## Tâche a
Selon l'extrait de page, quelles cultures de printemps sont en péril ?

## Extrait de page
Publié le 17/08/2022

(1) L'agriculture à la croisée des chemins : l'agroforesterie, une solution qui attend son heure

(1) L'agriculture à la croisée des chemins : l'agroforesterie, une solution qui attend son heure

Propos recueillis par Rémy Dreano.

 

L'été 2022 est marqué par une sécheresse exceptionnelle. Elisabeth Borne, elle-même, a évoqué une situation historique. Des rivières sont à sec, certains puits ne produisent plus, la nature est en grande souffrance.

Dans les exploitations fruitières et légumières, les chaleurs torrides engendrent un stress hydrique qui inhibe le processus de maturation des fruits et légumes (repos végétatif). Les pommes n'ont pas le calibre habituel, les raisins sont brûlés et les tomates ne mûrissent plus. Les grandes cultures de printemps (soja, orge, maïs...) sont en péril. Parmi les solutions préconisées par les agriculteurs figure celle de créer de nouvelles réserves d'eau pour anticiper les épisodes de sécheresse de plus en plus rapprochés. Mais ce n'est pas qu'une question d'eau. Arroser en excès les plants en période de canicule n'est pas la solution...

## Enregistrements des boîtes d'éléments d'image
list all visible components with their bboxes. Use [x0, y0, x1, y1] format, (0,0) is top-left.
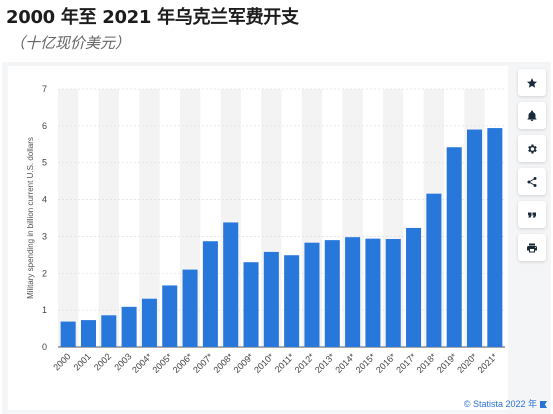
x-tick-label: 2014* [333, 351, 357, 375]
bar [223, 222, 239, 347]
bar [162, 285, 178, 347]
page-subtitle: （十亿现价美元） [10, 34, 131, 52]
x-tick-label: 2017* [394, 351, 418, 375]
x-tick-label: 2011* [273, 351, 297, 375]
y-tick-label: 7 [42, 84, 47, 94]
bar [80, 320, 96, 347]
notification-button[interactable] [518, 102, 546, 129]
printer-icon [527, 243, 537, 252]
x-tick-label: 2008* [211, 351, 235, 375]
source-credit[interactable]: © Statista 2022 年 [464, 397, 547, 410]
grid-band [58, 89, 79, 347]
bar [385, 239, 401, 347]
grid-band [139, 89, 160, 347]
bar [284, 255, 300, 347]
gear-icon [528, 144, 537, 153]
x-tick-label: 2005* [150, 351, 174, 375]
y-tick-label: 3 [42, 231, 47, 241]
flag-icon [540, 401, 547, 408]
bar [345, 237, 361, 347]
grid-band [98, 89, 119, 347]
x-tick-label: 2004* [130, 351, 154, 375]
y-tick-label: 2 [42, 268, 47, 278]
favorite-button[interactable] [518, 69, 546, 96]
bar [263, 251, 279, 347]
bar [202, 241, 218, 347]
y-tick-label: 6 [42, 121, 47, 131]
page-title: 2000 年至 2021 年乌克兰军费开支 [6, 7, 299, 28]
bar [141, 298, 157, 347]
bar [243, 262, 259, 347]
x-tick-label: 2016* [374, 351, 398, 375]
x-tick-label: 2020* [455, 351, 479, 375]
share-icon [527, 176, 537, 187]
x-tick-label: 2018* [415, 351, 439, 375]
x-tick-label: 2006* [171, 351, 195, 375]
bar [406, 227, 422, 347]
y-axis-label: Military spending in billion current U.S… [26, 137, 35, 299]
x-tick-label: 2001 [72, 351, 93, 372]
print-button[interactable] [518, 234, 546, 261]
x-tick-label: 2021* [476, 351, 500, 375]
bar [60, 321, 76, 347]
bell-icon [527, 110, 537, 121]
bar [426, 193, 442, 347]
x-tick-label: 2013* [313, 351, 337, 375]
share-button[interactable] [518, 168, 546, 195]
x-tick-label: 2002 [92, 351, 113, 372]
bar [182, 269, 198, 347]
quote-icon [528, 212, 536, 217]
x-tick-label: 2019* [435, 351, 459, 375]
x-tick-label: 2010* [252, 351, 276, 375]
bar [467, 129, 483, 347]
bar [446, 147, 462, 347]
chart-toolbar [518, 69, 546, 261]
bar [487, 128, 503, 347]
y-tick-label: 4 [42, 195, 47, 205]
settings-button[interactable] [518, 135, 546, 162]
source-text[interactable]: © Statista 2022 年 [463, 399, 537, 409]
x-tick-label: 2007* [191, 351, 215, 375]
x-tick-label: 2009* [232, 351, 256, 375]
cite-button[interactable] [518, 201, 546, 228]
x-tick-label: 2012* [293, 351, 317, 375]
bar [121, 306, 137, 347]
bar [324, 240, 340, 347]
star-icon [527, 77, 537, 88]
bar [304, 242, 320, 347]
x-tick-label: 2015* [354, 351, 378, 375]
y-tick-label: 5 [42, 158, 47, 168]
y-tick-label: 0 [42, 342, 47, 352]
y-tick-label: 1 [42, 305, 47, 315]
bar [365, 238, 381, 347]
bar [101, 315, 117, 347]
x-tick-label: 2000 [51, 351, 72, 372]
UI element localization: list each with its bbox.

## Tâche b
Extrayez telles quelles les lignes des données fournies, depuis celle qui contient « x-tick-label: 2014* [333, 351, 357, 375] » jusqu'à celle qui contient « gear-icon [528, 144, 537, 153] », ces deux lignes comprises.

## Réponse rédigée a
Les grandes cultures de printemps comme le soja, l'orge et le maïs.

## Réponse rédigée b
x-tick-label: 2014* [333, 351, 357, 375]
bar [223, 222, 239, 347]
bar [162, 285, 178, 347]
page-subtitle: （十亿现价美元） [10, 34, 131, 52]
x-tick-label: 2017* [394, 351, 418, 375]
x-tick-label: 2011* [273, 351, 297, 375]
y-tick-label: 7 [42, 84, 47, 94]
bar [80, 320, 96, 347]
notification-button[interactable] [518, 102, 546, 129]
printer-icon [527, 243, 537, 252]
x-tick-label: 2008* [211, 351, 235, 375]
source-credit[interactable]: © Statista 2022 年 [464, 397, 547, 410]
grid-band [58, 89, 79, 347]
bar [385, 239, 401, 347]
grid-band [139, 89, 160, 347]
bar [284, 255, 300, 347]
gear-icon [528, 144, 537, 153]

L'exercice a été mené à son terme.